(Collection entries)

[Begin]

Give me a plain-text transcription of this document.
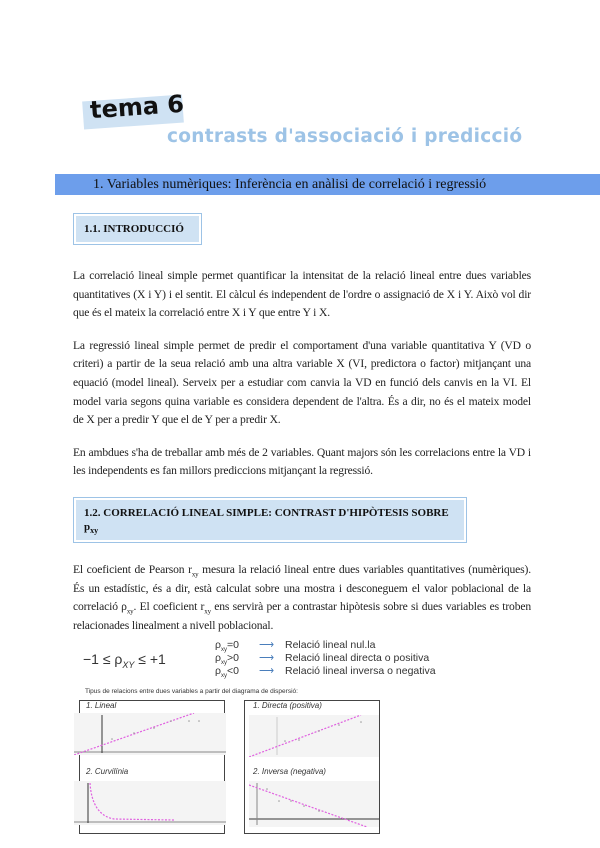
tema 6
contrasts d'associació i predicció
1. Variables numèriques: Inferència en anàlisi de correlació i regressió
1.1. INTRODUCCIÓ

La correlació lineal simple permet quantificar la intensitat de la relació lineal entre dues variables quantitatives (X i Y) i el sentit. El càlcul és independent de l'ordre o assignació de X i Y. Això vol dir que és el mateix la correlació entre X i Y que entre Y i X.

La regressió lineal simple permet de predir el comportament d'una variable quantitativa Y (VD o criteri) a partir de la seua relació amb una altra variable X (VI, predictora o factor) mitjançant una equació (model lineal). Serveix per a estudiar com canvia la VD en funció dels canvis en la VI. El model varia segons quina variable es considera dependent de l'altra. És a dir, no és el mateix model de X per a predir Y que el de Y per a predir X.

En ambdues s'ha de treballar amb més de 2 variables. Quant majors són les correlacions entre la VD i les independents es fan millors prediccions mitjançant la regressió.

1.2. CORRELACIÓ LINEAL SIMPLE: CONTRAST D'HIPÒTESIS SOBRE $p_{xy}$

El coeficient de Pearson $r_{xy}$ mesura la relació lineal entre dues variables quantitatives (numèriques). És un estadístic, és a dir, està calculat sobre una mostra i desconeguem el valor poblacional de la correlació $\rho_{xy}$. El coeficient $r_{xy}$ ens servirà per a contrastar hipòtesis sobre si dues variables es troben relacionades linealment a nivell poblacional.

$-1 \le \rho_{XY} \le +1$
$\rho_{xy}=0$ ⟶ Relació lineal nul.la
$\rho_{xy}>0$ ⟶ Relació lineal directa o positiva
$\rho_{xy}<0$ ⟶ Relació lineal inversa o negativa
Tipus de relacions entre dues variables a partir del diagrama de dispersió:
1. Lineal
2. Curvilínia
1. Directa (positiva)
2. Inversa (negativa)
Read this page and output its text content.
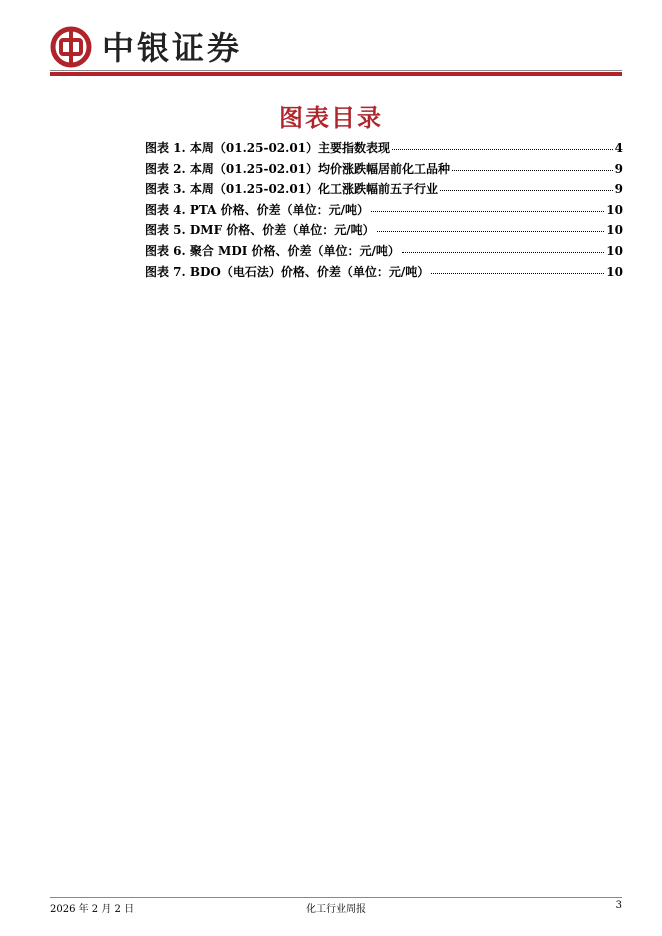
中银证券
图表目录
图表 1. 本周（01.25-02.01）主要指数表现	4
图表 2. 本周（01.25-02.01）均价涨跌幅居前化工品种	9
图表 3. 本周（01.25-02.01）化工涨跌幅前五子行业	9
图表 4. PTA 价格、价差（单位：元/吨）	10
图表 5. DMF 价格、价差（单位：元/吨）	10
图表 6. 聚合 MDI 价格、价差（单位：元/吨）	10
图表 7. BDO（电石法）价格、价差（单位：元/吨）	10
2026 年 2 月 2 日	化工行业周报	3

[End]
[Begin]

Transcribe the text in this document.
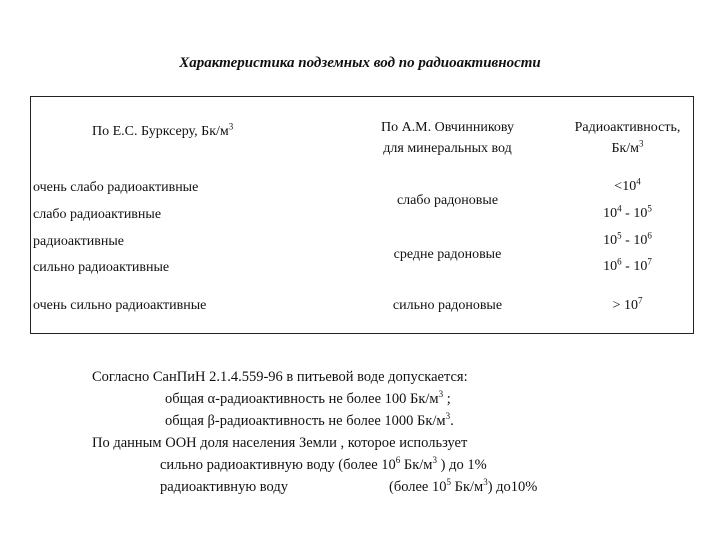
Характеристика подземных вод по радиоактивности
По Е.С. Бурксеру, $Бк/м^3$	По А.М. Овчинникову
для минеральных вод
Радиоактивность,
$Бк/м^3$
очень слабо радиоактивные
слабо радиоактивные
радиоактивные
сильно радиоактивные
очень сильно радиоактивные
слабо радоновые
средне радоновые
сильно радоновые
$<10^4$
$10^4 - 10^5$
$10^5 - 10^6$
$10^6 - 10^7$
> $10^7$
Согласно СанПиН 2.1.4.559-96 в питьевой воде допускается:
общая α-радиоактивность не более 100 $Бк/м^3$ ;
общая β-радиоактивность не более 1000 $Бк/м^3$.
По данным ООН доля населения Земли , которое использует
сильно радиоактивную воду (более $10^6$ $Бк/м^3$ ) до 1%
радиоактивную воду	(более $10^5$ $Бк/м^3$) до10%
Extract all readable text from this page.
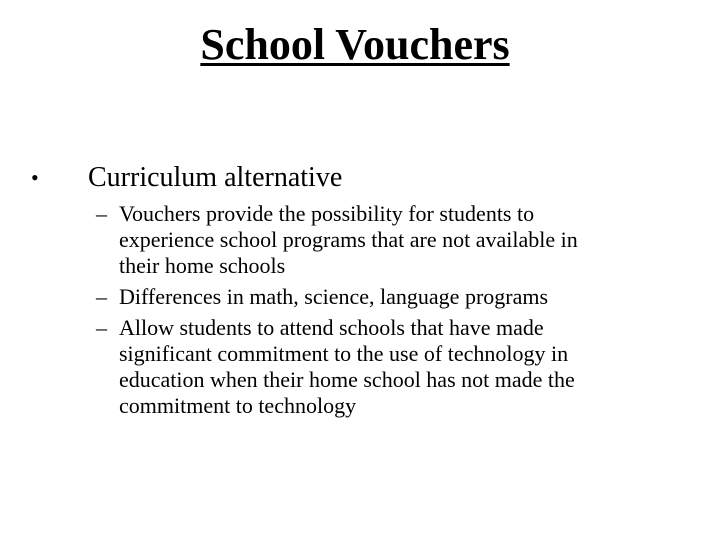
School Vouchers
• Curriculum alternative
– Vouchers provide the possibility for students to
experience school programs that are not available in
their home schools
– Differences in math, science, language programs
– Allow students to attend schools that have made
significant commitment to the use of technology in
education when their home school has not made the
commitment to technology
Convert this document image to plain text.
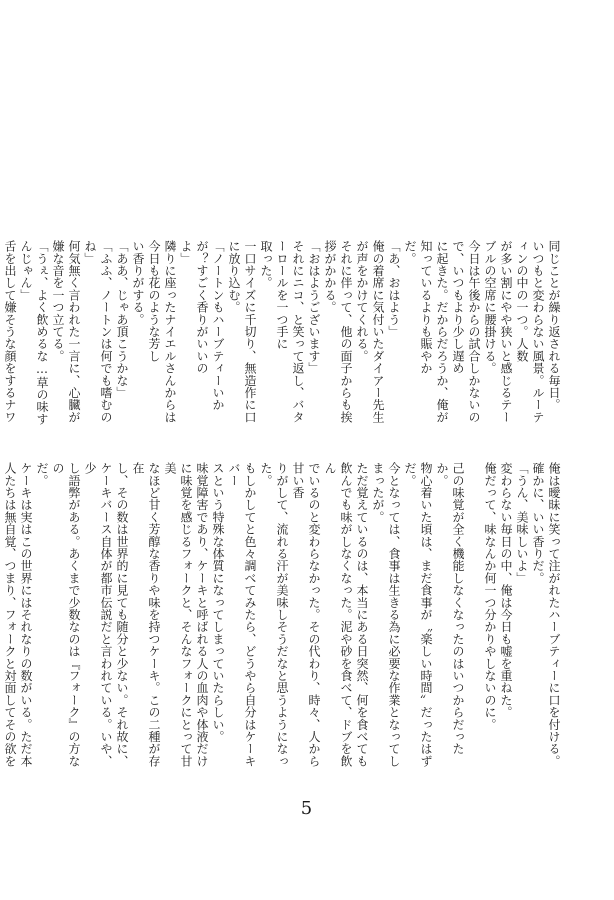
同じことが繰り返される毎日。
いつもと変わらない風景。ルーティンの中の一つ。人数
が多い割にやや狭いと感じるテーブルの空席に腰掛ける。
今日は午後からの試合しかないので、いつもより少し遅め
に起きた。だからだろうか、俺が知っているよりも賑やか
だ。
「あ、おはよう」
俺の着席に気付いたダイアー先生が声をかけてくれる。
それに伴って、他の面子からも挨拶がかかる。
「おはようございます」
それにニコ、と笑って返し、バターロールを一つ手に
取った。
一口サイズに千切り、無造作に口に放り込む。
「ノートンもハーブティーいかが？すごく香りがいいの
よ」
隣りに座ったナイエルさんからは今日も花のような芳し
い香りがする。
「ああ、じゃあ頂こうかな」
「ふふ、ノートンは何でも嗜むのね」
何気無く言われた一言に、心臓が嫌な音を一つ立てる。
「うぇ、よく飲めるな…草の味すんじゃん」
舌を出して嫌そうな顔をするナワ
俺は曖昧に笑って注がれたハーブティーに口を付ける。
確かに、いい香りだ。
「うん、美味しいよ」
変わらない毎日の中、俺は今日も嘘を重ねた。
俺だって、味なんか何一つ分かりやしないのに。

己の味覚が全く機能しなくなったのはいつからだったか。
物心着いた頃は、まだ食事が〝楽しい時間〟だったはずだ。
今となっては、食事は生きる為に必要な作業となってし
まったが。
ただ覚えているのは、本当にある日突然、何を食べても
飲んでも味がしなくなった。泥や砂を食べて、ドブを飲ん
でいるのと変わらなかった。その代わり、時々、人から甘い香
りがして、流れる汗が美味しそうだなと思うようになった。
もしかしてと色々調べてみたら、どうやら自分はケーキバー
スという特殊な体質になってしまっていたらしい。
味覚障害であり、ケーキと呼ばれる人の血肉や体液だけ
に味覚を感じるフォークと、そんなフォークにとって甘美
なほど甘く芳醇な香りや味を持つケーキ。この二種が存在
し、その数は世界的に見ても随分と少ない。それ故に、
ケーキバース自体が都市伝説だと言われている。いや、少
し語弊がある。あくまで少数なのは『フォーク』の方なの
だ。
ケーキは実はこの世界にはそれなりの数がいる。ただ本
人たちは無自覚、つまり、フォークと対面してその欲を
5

[End]

### SET EXERCISE
Copy every line that includes the string "technology" from the material above.

### FULL RESPONSE
significant commitment to the use of technology in
commitment to technology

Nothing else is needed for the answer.